(Rows from a figure dataset)
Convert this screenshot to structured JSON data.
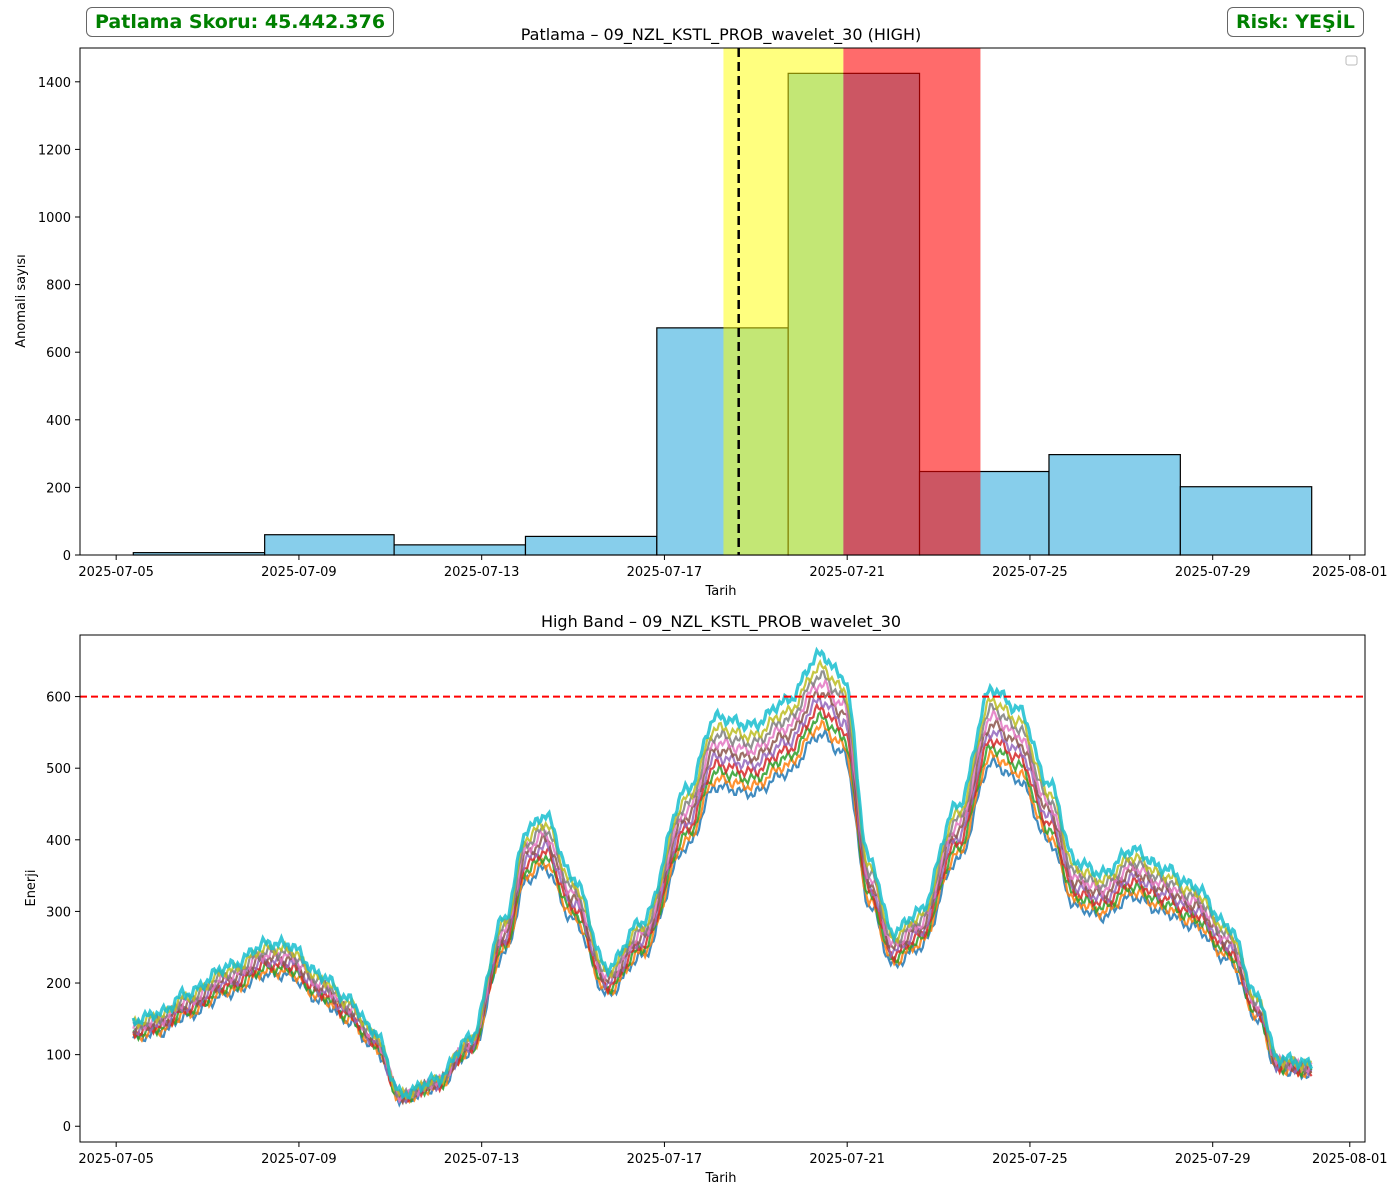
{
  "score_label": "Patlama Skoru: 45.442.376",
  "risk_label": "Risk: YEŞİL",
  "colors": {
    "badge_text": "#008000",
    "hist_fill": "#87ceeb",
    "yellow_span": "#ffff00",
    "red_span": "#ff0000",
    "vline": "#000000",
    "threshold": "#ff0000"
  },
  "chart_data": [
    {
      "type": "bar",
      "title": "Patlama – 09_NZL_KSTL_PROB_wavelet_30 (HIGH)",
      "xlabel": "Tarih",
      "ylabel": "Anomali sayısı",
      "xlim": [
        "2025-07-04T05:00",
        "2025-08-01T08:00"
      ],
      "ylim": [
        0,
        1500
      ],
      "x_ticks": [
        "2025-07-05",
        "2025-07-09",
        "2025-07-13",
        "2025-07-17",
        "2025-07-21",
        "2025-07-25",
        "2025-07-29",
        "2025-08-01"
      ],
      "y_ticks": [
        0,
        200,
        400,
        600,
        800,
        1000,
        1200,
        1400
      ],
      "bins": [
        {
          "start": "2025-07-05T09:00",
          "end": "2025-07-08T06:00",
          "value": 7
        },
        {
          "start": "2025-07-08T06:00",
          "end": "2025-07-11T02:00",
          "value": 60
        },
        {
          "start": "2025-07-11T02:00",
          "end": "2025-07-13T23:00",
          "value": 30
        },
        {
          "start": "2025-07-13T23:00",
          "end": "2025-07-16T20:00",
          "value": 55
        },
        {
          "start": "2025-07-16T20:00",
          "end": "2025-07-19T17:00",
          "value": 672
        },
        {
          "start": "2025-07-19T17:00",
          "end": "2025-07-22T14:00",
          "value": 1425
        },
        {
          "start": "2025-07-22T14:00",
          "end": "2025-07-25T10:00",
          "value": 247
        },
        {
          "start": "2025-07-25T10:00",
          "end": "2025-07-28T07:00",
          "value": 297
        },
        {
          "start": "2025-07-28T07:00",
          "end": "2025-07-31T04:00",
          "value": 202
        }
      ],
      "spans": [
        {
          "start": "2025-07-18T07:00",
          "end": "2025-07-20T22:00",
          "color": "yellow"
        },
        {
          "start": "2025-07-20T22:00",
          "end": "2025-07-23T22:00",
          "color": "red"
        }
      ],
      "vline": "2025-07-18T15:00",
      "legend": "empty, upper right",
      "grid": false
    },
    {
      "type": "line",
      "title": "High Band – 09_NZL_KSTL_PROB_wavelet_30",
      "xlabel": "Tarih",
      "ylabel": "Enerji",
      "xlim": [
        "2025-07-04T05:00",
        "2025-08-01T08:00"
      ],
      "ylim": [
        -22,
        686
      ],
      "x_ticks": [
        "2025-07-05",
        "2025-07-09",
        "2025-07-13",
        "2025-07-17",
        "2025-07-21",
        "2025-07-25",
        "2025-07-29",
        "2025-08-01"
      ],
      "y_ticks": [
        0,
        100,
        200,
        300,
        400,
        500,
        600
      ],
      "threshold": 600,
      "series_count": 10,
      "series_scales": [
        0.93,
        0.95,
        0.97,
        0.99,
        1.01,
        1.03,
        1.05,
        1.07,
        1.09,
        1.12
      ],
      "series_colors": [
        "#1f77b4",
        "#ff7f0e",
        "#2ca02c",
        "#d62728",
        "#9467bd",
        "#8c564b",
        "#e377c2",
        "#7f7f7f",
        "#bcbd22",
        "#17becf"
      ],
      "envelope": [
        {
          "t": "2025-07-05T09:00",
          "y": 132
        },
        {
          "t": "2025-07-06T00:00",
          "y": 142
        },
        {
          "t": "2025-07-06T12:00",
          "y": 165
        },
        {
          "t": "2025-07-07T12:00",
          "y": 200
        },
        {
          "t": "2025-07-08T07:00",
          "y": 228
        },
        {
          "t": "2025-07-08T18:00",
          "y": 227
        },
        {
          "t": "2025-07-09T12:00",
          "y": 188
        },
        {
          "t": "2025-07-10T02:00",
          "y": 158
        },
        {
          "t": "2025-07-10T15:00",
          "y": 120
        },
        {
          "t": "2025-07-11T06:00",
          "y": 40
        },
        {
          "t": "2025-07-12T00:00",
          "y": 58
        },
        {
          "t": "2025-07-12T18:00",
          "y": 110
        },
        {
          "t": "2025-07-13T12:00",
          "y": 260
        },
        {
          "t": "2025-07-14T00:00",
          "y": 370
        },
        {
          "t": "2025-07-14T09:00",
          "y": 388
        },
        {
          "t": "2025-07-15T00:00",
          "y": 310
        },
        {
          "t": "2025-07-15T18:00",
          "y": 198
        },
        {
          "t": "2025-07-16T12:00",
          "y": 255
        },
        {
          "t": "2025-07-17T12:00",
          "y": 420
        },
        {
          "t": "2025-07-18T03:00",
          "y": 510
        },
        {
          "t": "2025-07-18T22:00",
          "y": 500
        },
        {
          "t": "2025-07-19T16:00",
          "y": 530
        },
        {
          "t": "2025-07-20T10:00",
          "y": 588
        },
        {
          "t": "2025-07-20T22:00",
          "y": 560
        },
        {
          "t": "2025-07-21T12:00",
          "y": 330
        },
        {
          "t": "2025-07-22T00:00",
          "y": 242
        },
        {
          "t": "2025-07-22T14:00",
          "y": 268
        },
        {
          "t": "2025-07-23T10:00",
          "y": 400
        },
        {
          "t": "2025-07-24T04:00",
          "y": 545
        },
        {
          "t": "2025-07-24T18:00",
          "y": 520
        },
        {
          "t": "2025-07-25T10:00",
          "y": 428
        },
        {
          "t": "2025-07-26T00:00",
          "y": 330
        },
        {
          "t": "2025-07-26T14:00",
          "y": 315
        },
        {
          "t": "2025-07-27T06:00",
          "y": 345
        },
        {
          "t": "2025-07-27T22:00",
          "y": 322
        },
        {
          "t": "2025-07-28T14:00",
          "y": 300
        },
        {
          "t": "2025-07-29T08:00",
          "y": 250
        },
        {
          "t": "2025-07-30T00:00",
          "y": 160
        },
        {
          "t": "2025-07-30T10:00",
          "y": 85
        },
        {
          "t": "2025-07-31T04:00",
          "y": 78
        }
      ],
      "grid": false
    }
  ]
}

◆ TASK INSTRUCTIONS ◆
Find every line above that contains the word "ylabel", and return each one.

◆ TASK OUTPUT ◆
      "ylabel": "Anomali sayısı",
      "ylabel": "Enerji",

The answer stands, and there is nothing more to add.